Exercise instructions
Within the records below, find each line that holds the string "Equatorial", then copy it.
# # # #
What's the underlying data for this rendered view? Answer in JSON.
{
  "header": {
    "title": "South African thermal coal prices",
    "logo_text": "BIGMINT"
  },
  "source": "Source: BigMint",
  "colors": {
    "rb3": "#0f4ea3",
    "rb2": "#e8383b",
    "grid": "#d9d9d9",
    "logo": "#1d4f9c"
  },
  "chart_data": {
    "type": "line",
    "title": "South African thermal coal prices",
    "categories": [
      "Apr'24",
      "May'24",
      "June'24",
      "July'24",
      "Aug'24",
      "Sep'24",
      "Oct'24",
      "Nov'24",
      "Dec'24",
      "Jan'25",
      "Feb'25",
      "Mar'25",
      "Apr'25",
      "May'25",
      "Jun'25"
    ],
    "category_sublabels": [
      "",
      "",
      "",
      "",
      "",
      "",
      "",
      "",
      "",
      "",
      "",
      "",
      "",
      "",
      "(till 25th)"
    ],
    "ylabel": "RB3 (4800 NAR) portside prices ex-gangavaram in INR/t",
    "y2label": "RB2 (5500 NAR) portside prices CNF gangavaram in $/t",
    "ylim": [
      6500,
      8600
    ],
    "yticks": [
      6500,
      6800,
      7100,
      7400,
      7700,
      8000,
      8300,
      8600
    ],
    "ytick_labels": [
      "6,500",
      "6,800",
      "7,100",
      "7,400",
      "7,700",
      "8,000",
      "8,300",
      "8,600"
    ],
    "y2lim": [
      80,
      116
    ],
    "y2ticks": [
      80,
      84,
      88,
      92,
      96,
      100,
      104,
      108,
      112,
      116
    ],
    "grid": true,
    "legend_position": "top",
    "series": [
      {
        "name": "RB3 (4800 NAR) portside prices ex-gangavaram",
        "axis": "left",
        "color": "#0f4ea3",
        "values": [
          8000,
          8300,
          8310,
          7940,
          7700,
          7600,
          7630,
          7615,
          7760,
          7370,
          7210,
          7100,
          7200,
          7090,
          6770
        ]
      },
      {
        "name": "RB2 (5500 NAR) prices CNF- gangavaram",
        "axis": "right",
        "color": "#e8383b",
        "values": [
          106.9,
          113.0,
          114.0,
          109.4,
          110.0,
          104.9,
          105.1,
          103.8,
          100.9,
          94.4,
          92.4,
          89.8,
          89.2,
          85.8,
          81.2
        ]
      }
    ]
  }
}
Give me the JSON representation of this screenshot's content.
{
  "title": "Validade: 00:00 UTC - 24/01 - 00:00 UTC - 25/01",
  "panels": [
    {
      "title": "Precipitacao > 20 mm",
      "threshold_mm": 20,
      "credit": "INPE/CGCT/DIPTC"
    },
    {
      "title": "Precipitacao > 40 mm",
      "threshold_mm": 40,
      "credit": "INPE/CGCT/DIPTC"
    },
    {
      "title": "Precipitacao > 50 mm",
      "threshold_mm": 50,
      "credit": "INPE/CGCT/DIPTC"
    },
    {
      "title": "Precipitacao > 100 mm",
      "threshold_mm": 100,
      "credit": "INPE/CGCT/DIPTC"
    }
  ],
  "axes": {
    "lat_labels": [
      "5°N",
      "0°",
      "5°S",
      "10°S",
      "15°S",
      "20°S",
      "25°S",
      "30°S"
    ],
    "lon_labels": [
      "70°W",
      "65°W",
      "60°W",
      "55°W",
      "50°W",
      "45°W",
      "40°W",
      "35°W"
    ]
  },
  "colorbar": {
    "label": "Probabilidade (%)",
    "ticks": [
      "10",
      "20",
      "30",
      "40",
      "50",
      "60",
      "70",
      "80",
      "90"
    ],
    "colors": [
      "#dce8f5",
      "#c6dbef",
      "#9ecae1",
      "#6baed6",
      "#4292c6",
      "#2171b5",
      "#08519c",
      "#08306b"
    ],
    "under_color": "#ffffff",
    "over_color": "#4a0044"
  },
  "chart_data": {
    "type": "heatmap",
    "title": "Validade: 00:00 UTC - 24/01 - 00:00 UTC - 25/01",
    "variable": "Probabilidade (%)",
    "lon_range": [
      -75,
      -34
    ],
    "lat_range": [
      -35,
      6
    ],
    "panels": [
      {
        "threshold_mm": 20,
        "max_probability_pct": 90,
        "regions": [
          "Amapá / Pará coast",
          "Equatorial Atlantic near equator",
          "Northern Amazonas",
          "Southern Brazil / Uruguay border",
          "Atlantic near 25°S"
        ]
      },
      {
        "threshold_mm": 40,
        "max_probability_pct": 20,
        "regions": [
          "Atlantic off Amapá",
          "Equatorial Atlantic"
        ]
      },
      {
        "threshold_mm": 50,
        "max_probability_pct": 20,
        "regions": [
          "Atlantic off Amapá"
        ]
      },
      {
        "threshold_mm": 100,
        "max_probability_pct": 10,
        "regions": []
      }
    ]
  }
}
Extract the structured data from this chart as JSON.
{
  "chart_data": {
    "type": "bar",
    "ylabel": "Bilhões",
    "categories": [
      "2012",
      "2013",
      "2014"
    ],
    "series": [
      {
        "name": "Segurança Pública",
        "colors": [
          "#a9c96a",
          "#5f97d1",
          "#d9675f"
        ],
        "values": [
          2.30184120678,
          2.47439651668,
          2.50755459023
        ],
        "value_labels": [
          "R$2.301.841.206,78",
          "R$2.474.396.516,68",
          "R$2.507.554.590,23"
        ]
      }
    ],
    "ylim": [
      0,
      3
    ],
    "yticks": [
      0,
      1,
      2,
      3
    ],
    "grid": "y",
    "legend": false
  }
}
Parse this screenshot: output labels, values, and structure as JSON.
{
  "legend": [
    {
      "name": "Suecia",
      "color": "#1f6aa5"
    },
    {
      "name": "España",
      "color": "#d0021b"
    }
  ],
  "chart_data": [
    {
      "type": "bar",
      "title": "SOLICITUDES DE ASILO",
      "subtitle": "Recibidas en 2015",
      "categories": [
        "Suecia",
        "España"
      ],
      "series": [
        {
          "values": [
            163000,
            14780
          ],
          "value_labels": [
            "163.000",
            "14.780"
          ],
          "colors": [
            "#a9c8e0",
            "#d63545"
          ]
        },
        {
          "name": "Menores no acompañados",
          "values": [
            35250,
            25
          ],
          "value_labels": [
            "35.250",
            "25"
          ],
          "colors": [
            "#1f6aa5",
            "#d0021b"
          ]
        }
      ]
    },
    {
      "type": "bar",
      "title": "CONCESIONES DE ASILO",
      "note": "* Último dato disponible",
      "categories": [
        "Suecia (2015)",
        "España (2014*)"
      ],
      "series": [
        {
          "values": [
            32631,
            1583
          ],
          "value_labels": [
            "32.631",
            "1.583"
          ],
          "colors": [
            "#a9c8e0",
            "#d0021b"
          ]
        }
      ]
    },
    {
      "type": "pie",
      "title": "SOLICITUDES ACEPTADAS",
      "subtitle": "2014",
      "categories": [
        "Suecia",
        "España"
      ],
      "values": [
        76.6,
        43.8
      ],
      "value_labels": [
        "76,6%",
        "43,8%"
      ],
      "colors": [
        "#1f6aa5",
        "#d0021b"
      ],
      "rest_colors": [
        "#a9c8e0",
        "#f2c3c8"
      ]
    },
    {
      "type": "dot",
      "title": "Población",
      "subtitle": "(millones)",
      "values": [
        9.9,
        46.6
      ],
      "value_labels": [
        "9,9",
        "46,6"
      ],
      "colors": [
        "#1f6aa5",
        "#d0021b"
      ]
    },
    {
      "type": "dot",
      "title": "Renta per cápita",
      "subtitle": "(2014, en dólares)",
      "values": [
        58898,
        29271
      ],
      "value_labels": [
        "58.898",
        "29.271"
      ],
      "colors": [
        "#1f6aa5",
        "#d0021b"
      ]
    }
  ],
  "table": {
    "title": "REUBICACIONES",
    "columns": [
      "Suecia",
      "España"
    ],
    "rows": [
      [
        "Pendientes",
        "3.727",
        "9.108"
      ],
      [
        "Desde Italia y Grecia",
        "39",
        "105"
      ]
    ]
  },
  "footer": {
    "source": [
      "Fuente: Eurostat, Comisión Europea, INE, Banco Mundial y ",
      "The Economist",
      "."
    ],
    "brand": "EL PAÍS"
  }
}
# # # #
Worked solution
          "Equatorial Atlantic near equator",
          "Equatorial Atlantic"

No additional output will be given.